*** Items ***

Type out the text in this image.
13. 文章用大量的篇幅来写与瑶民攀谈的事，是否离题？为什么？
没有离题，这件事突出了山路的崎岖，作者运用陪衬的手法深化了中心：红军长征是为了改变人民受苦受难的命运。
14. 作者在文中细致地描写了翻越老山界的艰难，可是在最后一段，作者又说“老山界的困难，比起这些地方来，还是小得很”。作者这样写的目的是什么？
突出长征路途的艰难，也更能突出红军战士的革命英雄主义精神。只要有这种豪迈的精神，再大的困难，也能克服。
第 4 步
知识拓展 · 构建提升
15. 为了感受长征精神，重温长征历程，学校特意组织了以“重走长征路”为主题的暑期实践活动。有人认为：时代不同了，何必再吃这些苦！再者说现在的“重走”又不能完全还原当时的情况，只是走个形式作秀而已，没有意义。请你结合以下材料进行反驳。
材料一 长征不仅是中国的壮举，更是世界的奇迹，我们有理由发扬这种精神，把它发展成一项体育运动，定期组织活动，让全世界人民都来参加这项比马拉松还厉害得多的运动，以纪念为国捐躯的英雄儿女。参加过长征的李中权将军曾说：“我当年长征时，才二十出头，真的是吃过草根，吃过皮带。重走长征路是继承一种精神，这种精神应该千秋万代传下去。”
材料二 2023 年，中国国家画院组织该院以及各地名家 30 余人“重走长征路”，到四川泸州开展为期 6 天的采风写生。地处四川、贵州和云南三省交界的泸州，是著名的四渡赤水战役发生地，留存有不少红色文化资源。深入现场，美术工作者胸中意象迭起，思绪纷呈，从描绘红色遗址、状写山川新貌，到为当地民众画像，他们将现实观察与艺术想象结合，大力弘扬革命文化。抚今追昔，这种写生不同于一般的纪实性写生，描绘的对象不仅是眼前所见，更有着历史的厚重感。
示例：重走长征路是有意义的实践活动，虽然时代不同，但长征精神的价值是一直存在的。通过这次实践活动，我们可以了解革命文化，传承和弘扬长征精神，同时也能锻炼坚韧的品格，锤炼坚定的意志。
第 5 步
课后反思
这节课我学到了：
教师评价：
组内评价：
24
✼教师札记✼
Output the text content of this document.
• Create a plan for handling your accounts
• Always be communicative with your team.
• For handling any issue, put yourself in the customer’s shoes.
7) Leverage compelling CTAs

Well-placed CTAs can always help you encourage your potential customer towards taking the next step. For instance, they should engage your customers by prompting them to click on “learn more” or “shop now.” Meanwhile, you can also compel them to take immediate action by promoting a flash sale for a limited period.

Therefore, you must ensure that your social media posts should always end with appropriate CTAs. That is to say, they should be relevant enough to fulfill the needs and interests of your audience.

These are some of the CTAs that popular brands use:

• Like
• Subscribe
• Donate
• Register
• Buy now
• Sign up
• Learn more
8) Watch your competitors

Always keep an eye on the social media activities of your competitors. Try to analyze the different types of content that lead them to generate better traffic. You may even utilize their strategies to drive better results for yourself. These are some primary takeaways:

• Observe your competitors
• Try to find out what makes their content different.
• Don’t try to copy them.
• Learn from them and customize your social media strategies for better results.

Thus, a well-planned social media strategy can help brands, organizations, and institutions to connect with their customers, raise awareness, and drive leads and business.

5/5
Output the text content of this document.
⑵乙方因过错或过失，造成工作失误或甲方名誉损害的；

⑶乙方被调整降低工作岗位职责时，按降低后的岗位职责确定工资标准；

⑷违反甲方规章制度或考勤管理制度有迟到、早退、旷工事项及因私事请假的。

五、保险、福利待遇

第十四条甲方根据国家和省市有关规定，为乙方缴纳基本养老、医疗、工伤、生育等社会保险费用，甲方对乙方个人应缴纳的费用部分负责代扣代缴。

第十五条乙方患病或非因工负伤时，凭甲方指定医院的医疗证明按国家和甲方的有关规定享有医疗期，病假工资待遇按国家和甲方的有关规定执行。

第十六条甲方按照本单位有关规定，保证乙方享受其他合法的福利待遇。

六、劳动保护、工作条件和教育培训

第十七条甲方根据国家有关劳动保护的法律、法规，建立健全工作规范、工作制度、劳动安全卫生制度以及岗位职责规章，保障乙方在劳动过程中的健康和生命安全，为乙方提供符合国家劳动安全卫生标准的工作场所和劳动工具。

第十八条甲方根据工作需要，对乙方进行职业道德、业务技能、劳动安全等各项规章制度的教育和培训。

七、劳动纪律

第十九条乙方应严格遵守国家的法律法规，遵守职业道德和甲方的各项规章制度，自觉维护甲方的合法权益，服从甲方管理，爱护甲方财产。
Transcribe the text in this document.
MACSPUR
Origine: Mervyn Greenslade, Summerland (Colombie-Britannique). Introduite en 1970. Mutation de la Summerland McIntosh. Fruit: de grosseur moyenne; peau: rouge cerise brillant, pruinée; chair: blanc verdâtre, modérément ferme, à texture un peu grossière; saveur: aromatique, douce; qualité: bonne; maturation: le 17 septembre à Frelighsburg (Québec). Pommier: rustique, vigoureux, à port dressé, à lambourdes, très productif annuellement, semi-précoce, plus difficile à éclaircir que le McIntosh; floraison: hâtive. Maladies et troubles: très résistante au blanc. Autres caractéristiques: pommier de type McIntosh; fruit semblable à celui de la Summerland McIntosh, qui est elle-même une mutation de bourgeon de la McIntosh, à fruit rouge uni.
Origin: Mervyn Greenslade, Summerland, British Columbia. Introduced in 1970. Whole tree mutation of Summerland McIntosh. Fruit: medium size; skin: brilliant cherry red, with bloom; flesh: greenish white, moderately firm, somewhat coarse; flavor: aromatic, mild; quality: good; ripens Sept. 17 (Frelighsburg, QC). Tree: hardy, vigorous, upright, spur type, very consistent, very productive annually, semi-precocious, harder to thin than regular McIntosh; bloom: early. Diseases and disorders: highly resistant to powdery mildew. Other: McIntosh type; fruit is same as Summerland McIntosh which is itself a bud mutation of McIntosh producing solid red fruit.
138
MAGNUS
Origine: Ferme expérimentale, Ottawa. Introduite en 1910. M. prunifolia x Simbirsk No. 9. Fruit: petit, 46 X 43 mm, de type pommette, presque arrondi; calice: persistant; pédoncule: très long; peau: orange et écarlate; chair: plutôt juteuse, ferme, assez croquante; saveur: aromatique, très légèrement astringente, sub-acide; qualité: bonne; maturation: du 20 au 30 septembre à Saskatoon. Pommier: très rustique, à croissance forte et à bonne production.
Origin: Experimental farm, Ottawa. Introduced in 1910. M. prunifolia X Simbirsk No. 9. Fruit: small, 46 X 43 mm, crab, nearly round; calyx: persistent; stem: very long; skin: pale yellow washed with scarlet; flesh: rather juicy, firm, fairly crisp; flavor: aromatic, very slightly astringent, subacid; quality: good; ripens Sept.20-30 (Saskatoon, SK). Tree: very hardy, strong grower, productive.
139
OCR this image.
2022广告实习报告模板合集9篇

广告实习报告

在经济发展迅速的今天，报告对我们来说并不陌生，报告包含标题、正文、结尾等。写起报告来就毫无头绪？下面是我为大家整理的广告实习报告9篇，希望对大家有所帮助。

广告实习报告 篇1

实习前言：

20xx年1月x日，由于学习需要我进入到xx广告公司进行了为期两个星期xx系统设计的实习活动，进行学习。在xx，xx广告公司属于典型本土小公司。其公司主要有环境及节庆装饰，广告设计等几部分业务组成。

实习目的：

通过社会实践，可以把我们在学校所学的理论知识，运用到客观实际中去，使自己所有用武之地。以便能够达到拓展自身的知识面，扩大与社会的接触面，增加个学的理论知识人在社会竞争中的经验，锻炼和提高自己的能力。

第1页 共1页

***

Reproduce each line of the material containing the word "drive".

(Full response):
Always keep an eye on the social media activities of your competitors. Try to analyze the different types of content that lead them to generate better traffic. You may even utilize their strategies to drive better results for yourself. These are some primary takeaways:
Thus, a well-planned social media strategy can help brands, organizations, and institutions to connect with their customers, raise awareness, and drive leads and business.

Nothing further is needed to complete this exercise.